* Brief *
Copy every line of the material below word for word.
─── Material provided
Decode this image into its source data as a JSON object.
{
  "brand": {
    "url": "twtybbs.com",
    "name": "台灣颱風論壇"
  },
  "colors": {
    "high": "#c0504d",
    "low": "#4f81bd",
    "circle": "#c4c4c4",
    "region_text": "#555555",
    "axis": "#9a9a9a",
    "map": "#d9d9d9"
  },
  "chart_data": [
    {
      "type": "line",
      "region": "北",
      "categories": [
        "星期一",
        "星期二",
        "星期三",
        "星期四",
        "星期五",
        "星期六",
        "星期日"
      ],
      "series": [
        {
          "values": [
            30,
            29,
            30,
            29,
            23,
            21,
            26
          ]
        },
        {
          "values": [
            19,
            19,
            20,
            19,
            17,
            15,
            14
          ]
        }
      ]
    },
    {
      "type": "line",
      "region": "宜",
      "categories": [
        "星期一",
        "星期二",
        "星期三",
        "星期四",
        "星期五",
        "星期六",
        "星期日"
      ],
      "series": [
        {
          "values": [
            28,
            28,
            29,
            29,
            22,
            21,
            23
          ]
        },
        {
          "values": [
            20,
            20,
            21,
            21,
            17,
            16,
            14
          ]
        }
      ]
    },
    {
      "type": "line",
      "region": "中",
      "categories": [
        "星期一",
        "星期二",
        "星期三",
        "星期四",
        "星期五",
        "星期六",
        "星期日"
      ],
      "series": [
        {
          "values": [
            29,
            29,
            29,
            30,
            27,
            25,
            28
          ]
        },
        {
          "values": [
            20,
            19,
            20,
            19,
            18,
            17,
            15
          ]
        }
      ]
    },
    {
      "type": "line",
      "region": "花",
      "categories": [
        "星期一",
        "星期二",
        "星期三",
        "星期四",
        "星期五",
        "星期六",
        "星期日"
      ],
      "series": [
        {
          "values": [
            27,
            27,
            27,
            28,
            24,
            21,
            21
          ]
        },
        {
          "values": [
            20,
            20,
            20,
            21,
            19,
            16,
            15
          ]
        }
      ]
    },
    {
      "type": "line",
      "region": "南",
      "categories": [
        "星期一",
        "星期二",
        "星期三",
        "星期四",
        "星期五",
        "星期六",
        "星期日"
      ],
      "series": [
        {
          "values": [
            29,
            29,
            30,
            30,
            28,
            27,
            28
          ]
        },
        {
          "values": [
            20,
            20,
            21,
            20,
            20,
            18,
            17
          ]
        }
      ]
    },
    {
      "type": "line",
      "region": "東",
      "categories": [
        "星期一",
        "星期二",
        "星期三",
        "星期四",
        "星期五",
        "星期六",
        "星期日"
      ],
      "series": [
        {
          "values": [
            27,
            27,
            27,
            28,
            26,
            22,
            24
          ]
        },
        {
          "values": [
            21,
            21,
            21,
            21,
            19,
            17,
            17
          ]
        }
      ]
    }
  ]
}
──────
* Solution for this exercise *
Decode this image into its source data as a JSON object.
{
  "brand": {
    "url": "twtybbs.com",
    "name": "台灣颱風論壇"
  },
  "colors": {
    "high": "#c0504d",
    "low": "#4f81bd",
    "circle": "#c4c4c4",
    "region_text": "#555555",
    "axis": "#9a9a9a",
    "map": "#d9d9d9"
  },
  "chart_data": [
    {
      "type": "line",
      "region": "北",
      "categories": [
        "星期一",
        "星期二",
        "星期三",
        "星期四",
        "星期五",
        "星期六",
        "星期日"
      ],
      "series": [
        {
          "values": [
            30,
            29,
            30,
            29,
            23,
            21,
            26
          ]
        },
        {
          "values": [
            19,
            19,
            20,
            19,
            17,
            15,
            14
          ]
        }
      ]
    },
    {
      "type": "line",
      "region": "宜",
      "categories": [
        "星期一",
        "星期二",
        "星期三",
        "星期四",
        "星期五",
        "星期六",
        "星期日"
      ],
      "series": [
        {
          "values": [
            28,
            28,
            29,
            29,
            22,
            21,
            23
          ]
        },
        {
          "values": [
            20,
            20,
            21,
            21,
            17,
            16,
            14
          ]
        }
      ]
    },
    {
      "type": "line",
      "region": "中",
      "categories": [
        "星期一",
        "星期二",
        "星期三",
        "星期四",
        "星期五",
        "星期六",
        "星期日"
      ],
      "series": [
        {
          "values": [
            29,
            29,
            29,
            30,
            27,
            25,
            28
          ]
        },
        {
          "values": [
            20,
            19,
            20,
            19,
            18,
            17,
            15
          ]
        }
      ]
    },
    {
      "type": "line",
      "region": "花",
      "categories": [
        "星期一",
        "星期二",
        "星期三",
        "星期四",
        "星期五",
        "星期六",
        "星期日"
      ],
      "series": [
        {
          "values": [
            27,
            27,
            27,
            28,
            24,
            21,
            21
          ]
        },
        {
          "values": [
            20,
            20,
            20,
            21,
            19,
            16,
            15
          ]
        }
      ]
    },
    {
      "type": "line",
      "region": "南",
      "categories": [
        "星期一",
        "星期二",
        "星期三",
        "星期四",
        "星期五",
        "星期六",
        "星期日"
      ],
      "series": [
        {
          "values": [
            29,
            29,
            30,
            30,
            28,
            27,
            28
          ]
        },
        {
          "values": [
            20,
            20,
            21,
            20,
            20,
            18,
            17
          ]
        }
      ]
    },
    {
      "type": "line",
      "region": "東",
      "categories": [
        "星期一",
        "星期二",
        "星期三",
        "星期四",
        "星期五",
        "星期六",
        "星期日"
      ],
      "series": [
        {
          "values": [
            27,
            27,
            27,
            28,
            26,
            22,
            24
          ]
        },
        {
          "values": [
            21,
            21,
            21,
            21,
            19,
            17,
            17
          ]
        }
      ]
    }
  ]
}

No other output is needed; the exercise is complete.